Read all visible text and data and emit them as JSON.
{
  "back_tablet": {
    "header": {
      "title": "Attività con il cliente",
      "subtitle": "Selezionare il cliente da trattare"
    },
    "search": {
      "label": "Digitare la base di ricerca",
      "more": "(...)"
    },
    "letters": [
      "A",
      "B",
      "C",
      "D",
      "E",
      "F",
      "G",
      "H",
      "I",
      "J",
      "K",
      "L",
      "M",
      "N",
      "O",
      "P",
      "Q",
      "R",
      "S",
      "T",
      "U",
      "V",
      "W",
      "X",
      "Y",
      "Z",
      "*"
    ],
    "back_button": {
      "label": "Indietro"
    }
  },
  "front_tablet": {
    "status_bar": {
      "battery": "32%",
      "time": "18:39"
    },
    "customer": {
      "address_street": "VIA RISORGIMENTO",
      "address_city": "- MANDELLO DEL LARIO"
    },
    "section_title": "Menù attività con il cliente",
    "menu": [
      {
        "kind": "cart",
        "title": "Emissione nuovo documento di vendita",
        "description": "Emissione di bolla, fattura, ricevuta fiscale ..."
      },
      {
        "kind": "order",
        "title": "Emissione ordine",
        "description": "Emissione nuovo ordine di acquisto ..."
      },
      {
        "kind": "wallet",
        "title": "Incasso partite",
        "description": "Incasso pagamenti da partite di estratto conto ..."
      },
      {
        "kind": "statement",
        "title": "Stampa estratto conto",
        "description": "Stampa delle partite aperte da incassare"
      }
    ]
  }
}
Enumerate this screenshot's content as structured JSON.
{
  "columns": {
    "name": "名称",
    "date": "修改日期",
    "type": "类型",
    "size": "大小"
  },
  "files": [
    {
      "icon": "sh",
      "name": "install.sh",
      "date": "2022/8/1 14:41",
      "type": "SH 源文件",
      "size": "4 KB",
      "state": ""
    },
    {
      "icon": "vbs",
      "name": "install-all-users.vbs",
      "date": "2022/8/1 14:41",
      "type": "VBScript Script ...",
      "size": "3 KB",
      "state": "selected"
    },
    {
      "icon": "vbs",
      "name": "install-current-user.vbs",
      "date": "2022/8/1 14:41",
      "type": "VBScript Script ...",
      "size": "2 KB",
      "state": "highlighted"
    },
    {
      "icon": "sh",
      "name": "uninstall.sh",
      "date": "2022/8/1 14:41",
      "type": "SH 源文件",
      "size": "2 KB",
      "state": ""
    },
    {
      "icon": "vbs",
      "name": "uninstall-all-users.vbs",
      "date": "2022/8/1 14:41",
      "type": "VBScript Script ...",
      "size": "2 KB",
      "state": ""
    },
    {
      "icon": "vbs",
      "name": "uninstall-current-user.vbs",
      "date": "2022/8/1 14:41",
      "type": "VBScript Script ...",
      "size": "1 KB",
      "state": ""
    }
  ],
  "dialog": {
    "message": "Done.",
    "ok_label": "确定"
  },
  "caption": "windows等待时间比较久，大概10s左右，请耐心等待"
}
———
**Exercise task:**
Find every line above that contains the word "cliente", and return each one.

**Response for this exercise:**
      "title": "Attività con il cliente",
      "subtitle": "Selezionare il cliente da trattare"
    "section_title": "Menù attività con il cliente",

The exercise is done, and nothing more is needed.